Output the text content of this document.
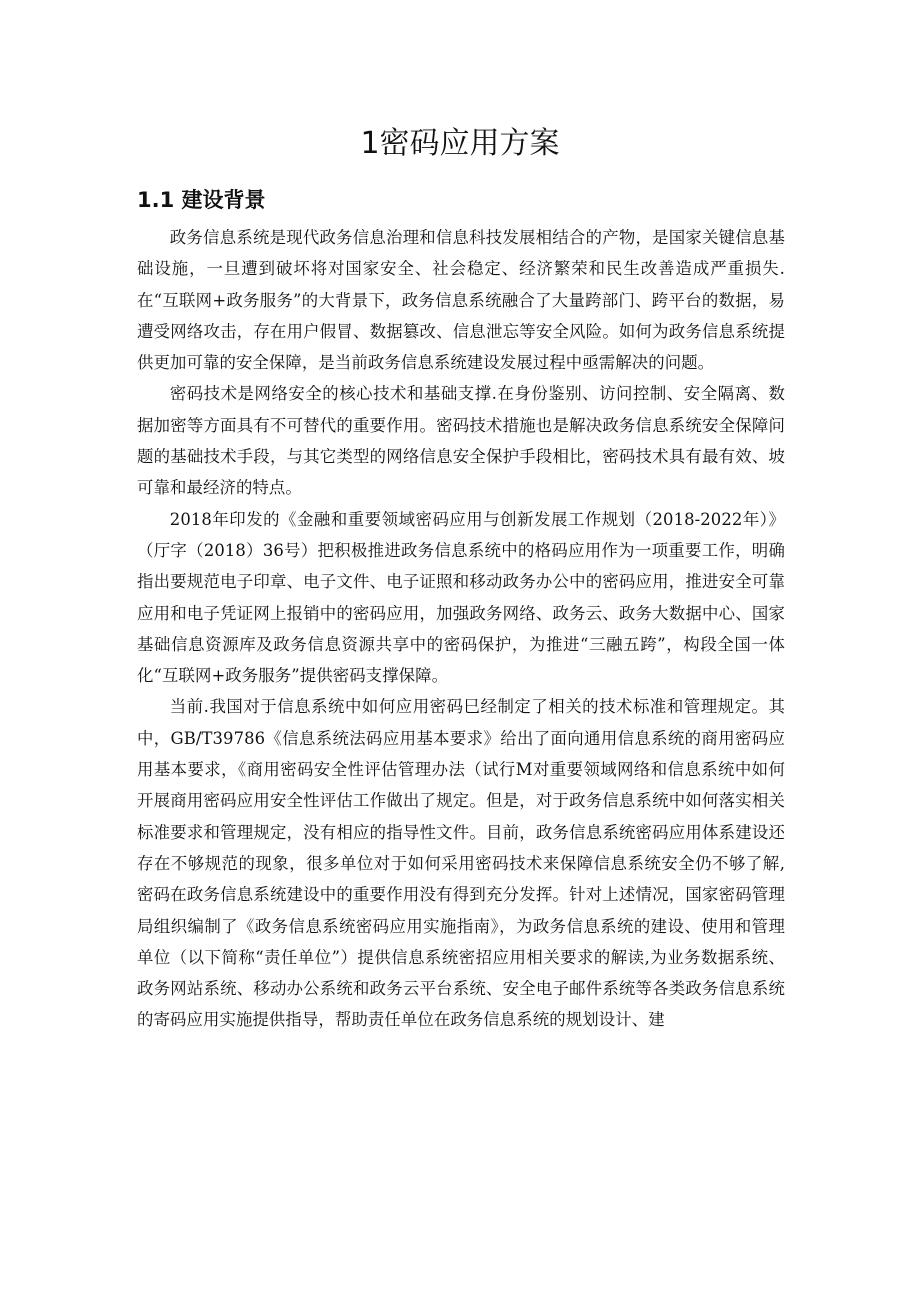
1密码应用方案
1.1 建设背景

政务信息系统是现代政务信息治理和信息科技发展相结合的产物，是国家关键信息基础设施，一旦遭到破坏将对国家安全、社会稳定、经济繁荣和民生改善造成严重损失.在“互联网+政务服务”的大背景下，政务信息系统融合了大量跨部门、跨平台的数据，易遭受网络攻击，存在用户假冒、数据篡改、信息泄忘等安全风险。如何为政务信息系统提供更加可靠的安全保障，是当前政务信息系统建设发展过程中亟需解决的问题。

密码技术是网络安全的核心技术和基础支撑.在身份鉴别、访问控制、安全隔离、数据加密等方面具有不可替代的重要作用。密码技术措施也是解决政务信息系统安全保障问题的基础技术手段，与其它类型的网络信息安全保护手段相比，密码技术具有最有效、坡可靠和最经济的特点。

2018年印发的《金融和重要领域密码应用与创新发展工作规划（2018-2022年）》（厅字（2018）36号）把积极推进政务信息系统中的格码应用作为一项重要工作，明确指出要规范电子印章、电子文件、电子证照和移动政务办公中的密码应用，推进安全可靠应用和电子凭证网上报销中的密码应用，加强政务网络、政务云、政务大数据中心、国家基础信息资源库及政务信息资源共享中的密码保护，为推进“三融五跨”，构段全国一体化“互联网+政务服务”提供密码支撑保障。

当前.我国对于信息系统中如何应用密码巳经制定了相关的技术标准和管理规定。其中，GB/T39786《信息系统法码应用基本要求》给出了面向通用信息系统的商用密码应用基本要求，《商用密码安全性评估管理办法（试行M对重要领域网络和信息系统中如何开展商用密码应用安全性评估工作做出了规定。但是，对于政务信息系统中如何落实相关标准要求和管理规定，没有相应的指导性文件。目前，政务信息系统密码应用体系建设还存在不够规范的现象，很多单位对于如何采用密码技术来保障信息系统安全仍不够了解,密码在政务信息系统建设中的重要作用没有得到充分发挥。针对上述情况，国家密码管理局组织编制了《政务信息系统密码应用实施指南》，为政务信息系统的建设、使用和管理单位（以下简称“责任单位”）提供信息系统密招应用相关要求的解读,为业务数据系统、政务网站系统、移动办公系统和政务云平台系统、安全电子邮件系统等各类政务信息系统的寄码应用实施提供指导，帮助责任单位在政务信息系统的规划设计、建
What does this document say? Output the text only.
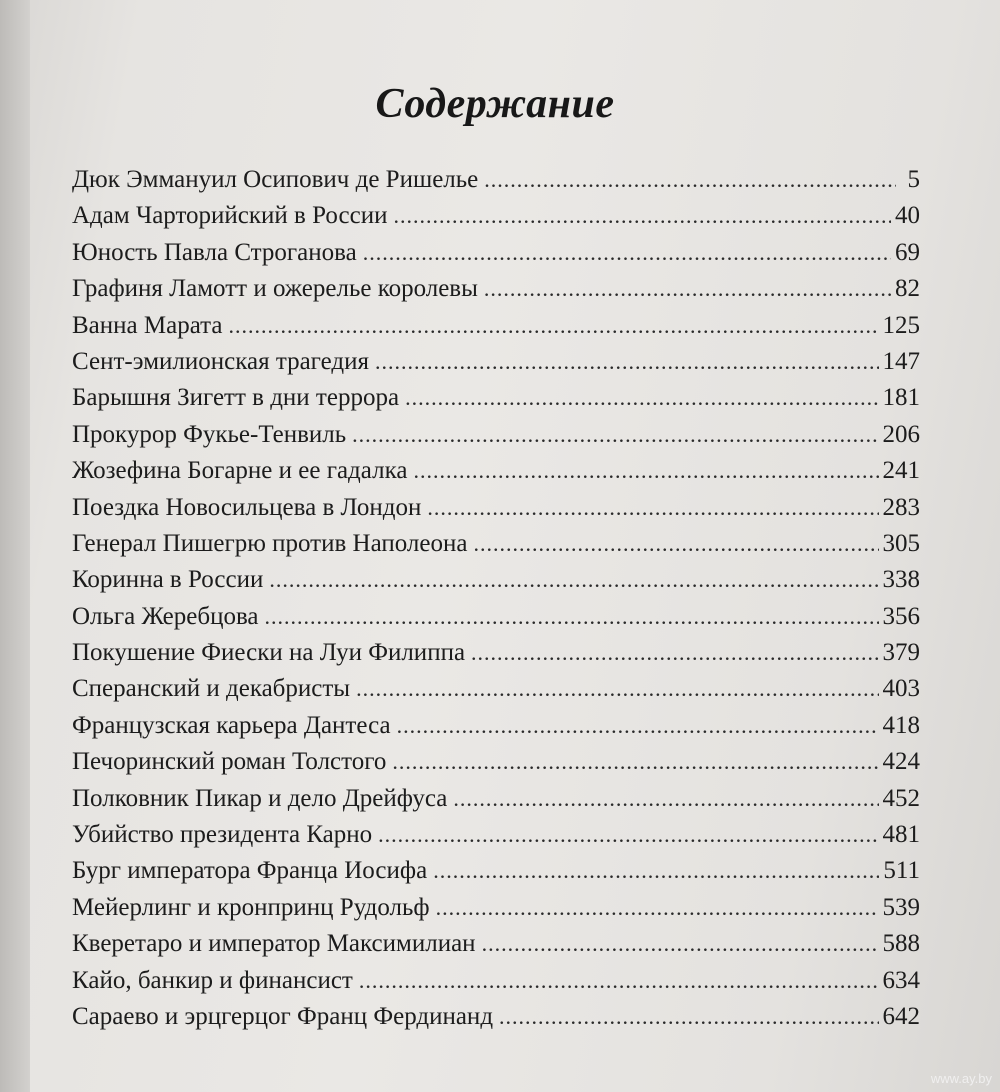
Содержание
Дюк Эммануил Осипович де Ришелье .....	5
Адам Чарторийский в России .....	40
Юность Павла Строганова .....	69
Графиня Ламотт и ожерелье королевы .....	82
Ванна Марата .....	125
Сент-эмилионская трагедия .....	147
Барышня Зигетт в дни террора .....	181
Прокурор Фукье-Тенвиль .....	206
Жозефина Богарне и ее гадалка .....	241
Поездка Новосильцева в Лондон .....	283
Генерал Пишегрю против Наполеона .....	305
Коринна в России .....	338
Ольга Жеребцова .....	356
Покушение Фиески на Луи Филиппа .....	379
Сперанский и декабристы .....	403
Французская карьера Дантеса .....	418
Печоринский роман Толстого .....	424
Полковник Пикар и дело Дрейфуса .....	452
Убийство президента Карно .....	481
Бург императора Франца Иосифа .....	511
Мейерлинг и кронпринц Рудольф .....	539
Кверетаро и император Максимилиан .....	588
Кайо, банкир и финансист .....	634
Сараево и эрцгерцог Франц Фердинанд .....	642
www.ay.by
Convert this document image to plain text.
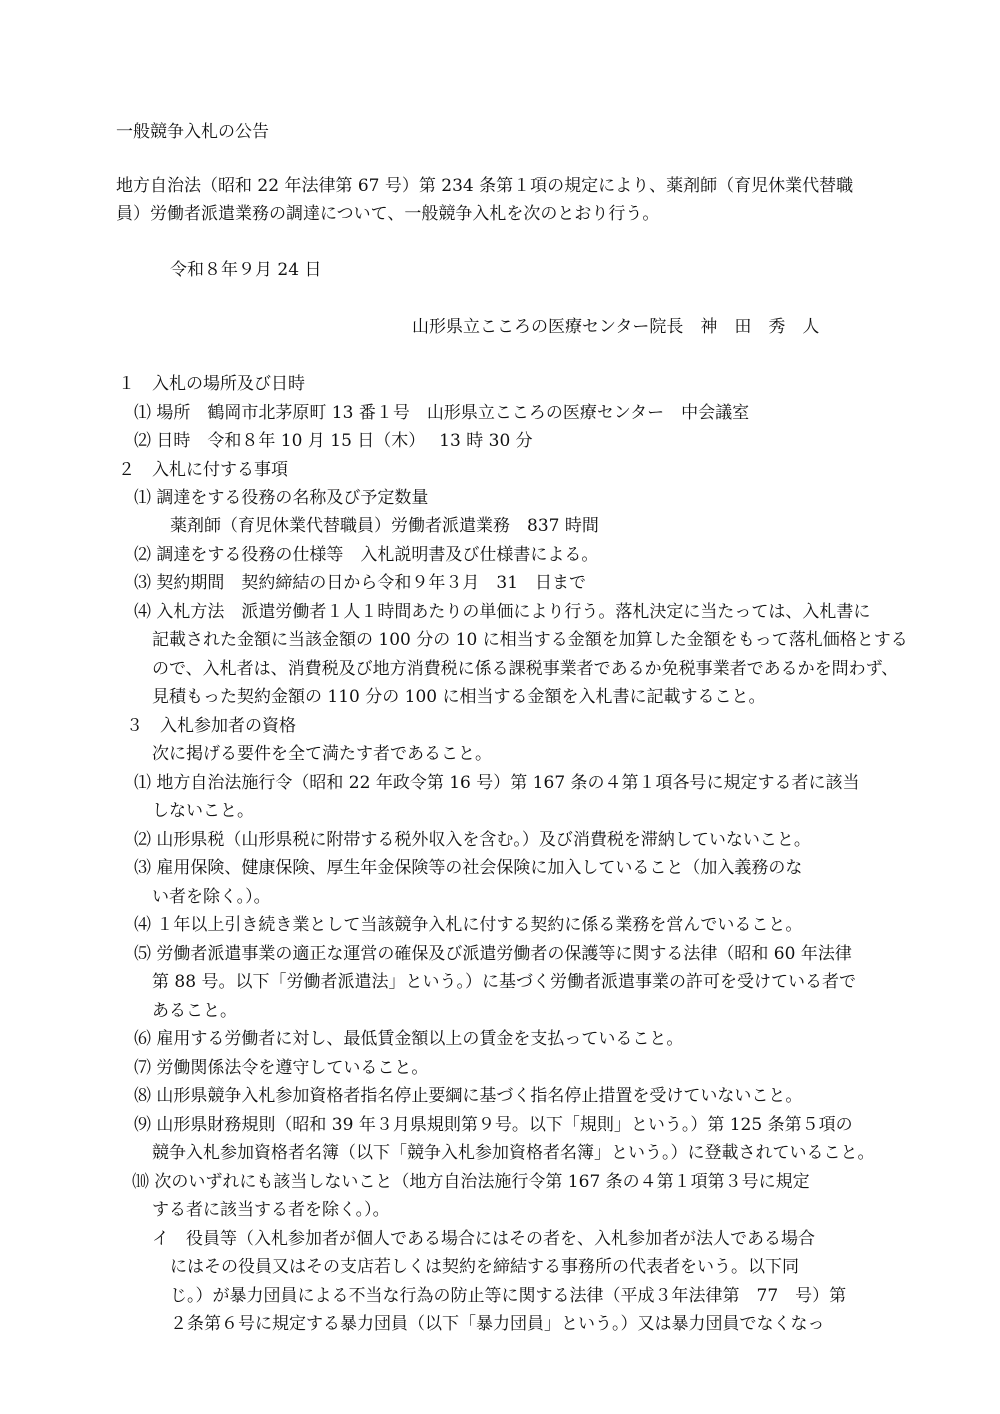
一般競争入札の公告
地方自治法（昭和 22 年法律第 67 号）第 234 条第１項の規定により、薬剤師（育児休業代替職
員）労働者派遣業務の調達について、一般競争入札を次のとおり行う。
令和８年９月 24 日
山形県立こころの医療センター院長　神　田　秀　人
１　入札の場所及び日時
⑴ 場所　鶴岡市北茅原町 13 番１号　山形県立こころの医療センター　中会議室
⑵ 日時　令和８年 10 月 15 日（木）　 13 時 30 分
２　入札に付する事項
⑴ 調達をする役務の名称及び予定数量
薬剤師（育児休業代替職員）労働者派遣業務　837 時間
⑵ 調達をする役務の仕様等　入札説明書及び仕様書による。
⑶ 契約期間　契約締結の日から令和９年３月　31　日まで
⑷ 入札方法　派遣労働者１人１時間あたりの単価により行う。落札決定に当たっては、入札書に
記載された金額に当該金額の 100 分の 10 に相当する金額を加算した金額をもって落札価格とする
ので、入札者は、消費税及び地方消費税に係る課税事業者であるか免税事業者であるかを問わず、
見積もった契約金額の 110 分の 100 に相当する金額を入札書に記載すること。
３　入札参加者の資格
次に掲げる要件を全て満たす者であること。
⑴ 地方自治法施行令（昭和 22 年政令第 16 号）第 167 条の４第１項各号に規定する者に該当
しないこと。
⑵ 山形県税（山形県税に附帯する税外収入を含む。）及び消費税を滞納していないこと。
⑶ 雇用保険、健康保険、厚生年金保険等の社会保険に加入していること（加入義務のな
い者を除く。）。
⑷ １年以上引き続き業として当該競争入札に付する契約に係る業務を営んでいること。
⑸ 労働者派遣事業の適正な運営の確保及び派遣労働者の保護等に関する法律（昭和 60 年法律
第 88 号。以下「労働者派遣法」という。）に基づく労働者派遣事業の許可を受けている者で
あること。
⑹ 雇用する労働者に対し、最低賃金額以上の賃金を支払っていること。
⑺ 労働関係法令を遵守していること。
⑻ 山形県競争入札参加資格者指名停止要綱に基づく指名停止措置を受けていないこと。
⑼ 山形県財務規則（昭和 39 年３月県規則第９号。以下「規則」という。）第 125 条第５項の
競争入札参加資格者名簿（以下「競争入札参加資格者名簿」という。）に登載されていること。
⑽ 次のいずれにも該当しないこと（地方自治法施行令第 167 条の４第１項第３号に規定
する者に該当する者を除く。）。
イ　役員等（入札参加者が個人である場合にはその者を、入札参加者が法人である場合
にはその役員又はその支店若しくは契約を締結する事務所の代表者をいう。以下同
じ。）が暴力団員による不当な行為の防止等に関する法律（平成３年法律第　77　号）第
２条第６号に規定する暴力団員（以下「暴力団員」という。）又は暴力団員でなくなっ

GOAL |
Only lines with the word "document" are wanted, so copy each one from the records.

REPLY TO THE TASK |
Output the text content of this document.
What does this document say? Output the text only.
Convert this document image to plain text.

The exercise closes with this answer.